* **What you should do**
Pull each line holding the word "true" from the data.

* **Material for this task**

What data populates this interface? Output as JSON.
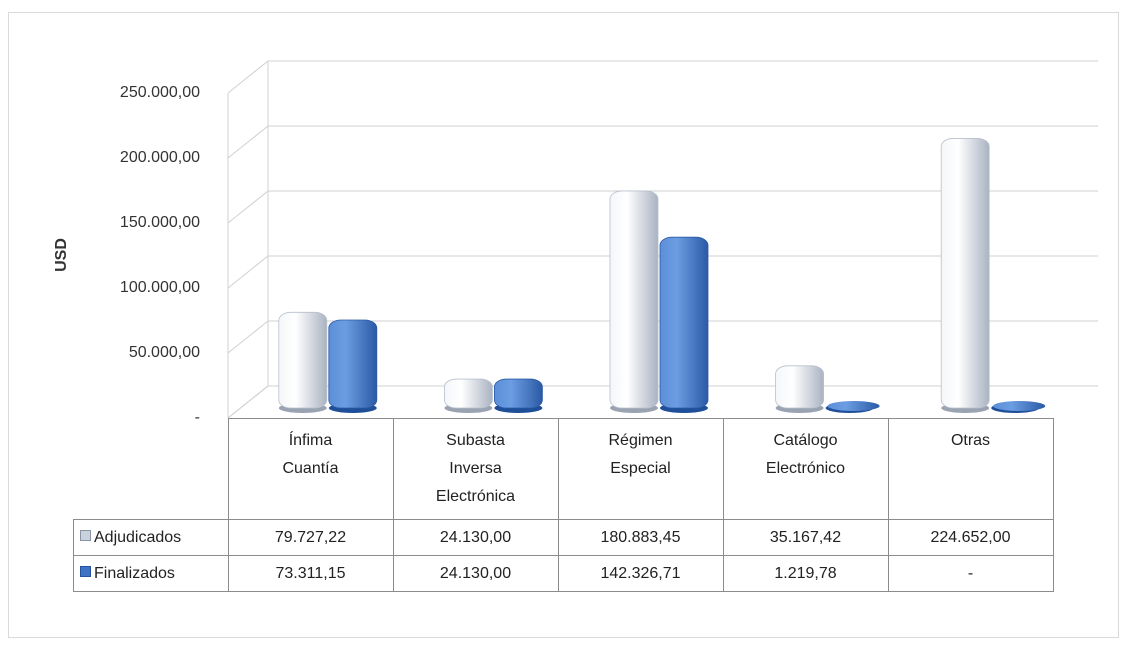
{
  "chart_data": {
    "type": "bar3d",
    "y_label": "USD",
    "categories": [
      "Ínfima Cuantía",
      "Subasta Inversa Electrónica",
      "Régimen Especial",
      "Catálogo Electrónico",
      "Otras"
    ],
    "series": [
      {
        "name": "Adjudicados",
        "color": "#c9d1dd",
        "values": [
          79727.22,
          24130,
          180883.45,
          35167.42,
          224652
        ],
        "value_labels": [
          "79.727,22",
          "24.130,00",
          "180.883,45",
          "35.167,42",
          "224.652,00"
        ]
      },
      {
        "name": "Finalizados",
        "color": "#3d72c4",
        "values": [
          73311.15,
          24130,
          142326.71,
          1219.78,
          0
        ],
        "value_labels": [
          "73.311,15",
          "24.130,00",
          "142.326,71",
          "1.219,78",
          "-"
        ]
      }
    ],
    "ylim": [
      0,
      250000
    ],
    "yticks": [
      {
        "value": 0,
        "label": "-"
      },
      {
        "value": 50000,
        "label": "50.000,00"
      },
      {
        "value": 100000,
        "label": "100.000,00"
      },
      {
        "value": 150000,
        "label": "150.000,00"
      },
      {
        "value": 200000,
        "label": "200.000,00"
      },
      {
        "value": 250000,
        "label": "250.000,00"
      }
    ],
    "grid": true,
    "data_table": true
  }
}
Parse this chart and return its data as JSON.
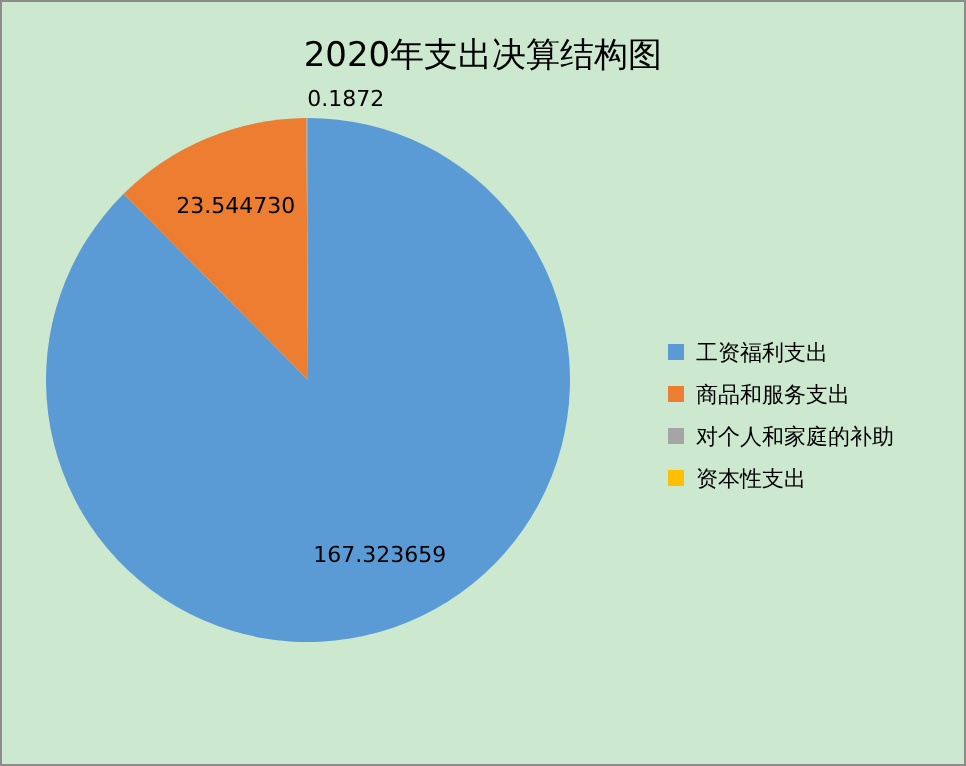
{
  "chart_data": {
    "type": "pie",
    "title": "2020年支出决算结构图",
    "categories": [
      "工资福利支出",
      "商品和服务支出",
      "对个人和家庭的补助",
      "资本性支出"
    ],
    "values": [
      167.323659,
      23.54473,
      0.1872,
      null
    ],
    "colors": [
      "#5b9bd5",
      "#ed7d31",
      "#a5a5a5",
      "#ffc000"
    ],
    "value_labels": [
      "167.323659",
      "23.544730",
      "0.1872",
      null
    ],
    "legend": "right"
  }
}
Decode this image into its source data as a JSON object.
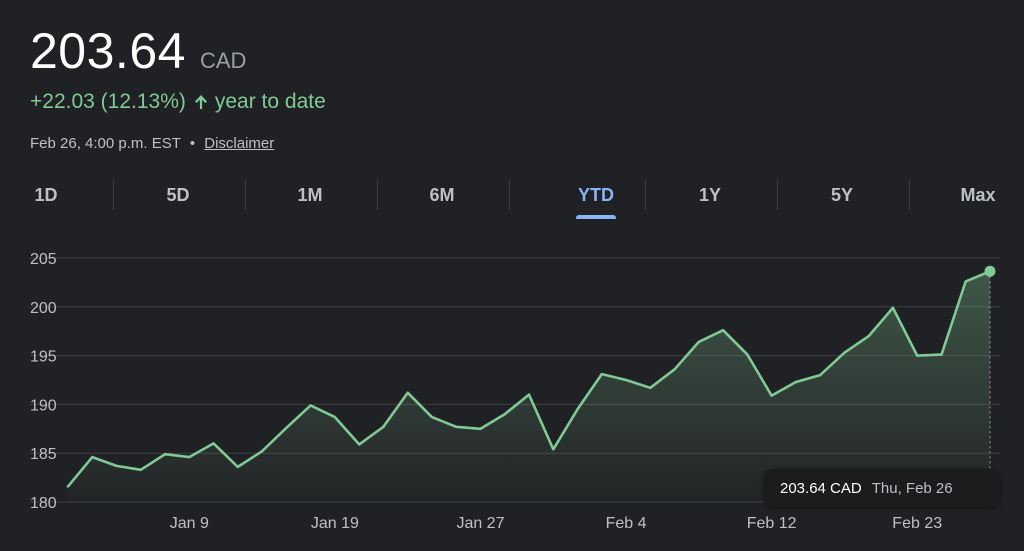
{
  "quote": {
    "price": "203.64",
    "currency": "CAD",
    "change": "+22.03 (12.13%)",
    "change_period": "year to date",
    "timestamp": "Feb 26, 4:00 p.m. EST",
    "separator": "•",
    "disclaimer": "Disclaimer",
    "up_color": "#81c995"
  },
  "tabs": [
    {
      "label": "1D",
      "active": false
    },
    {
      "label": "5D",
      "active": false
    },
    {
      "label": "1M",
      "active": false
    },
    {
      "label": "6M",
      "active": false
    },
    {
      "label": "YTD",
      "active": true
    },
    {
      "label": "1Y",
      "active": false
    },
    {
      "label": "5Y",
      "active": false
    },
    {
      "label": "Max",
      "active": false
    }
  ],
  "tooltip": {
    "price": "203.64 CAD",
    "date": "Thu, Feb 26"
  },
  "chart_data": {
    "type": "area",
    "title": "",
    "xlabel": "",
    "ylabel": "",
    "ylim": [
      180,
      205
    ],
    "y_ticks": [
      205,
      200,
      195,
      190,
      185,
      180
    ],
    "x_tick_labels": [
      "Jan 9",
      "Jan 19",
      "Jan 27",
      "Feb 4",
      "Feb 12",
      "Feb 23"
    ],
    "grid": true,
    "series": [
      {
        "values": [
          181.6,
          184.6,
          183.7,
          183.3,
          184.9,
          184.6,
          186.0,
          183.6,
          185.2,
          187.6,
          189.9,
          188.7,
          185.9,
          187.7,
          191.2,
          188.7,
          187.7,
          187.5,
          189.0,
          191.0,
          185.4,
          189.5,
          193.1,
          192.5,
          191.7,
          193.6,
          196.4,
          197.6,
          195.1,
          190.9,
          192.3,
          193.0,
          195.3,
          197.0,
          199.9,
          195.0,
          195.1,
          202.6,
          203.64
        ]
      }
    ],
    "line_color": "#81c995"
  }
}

* **The solution**
    "grid": true,
    "data_table": true
      "active": true
    "grid": true,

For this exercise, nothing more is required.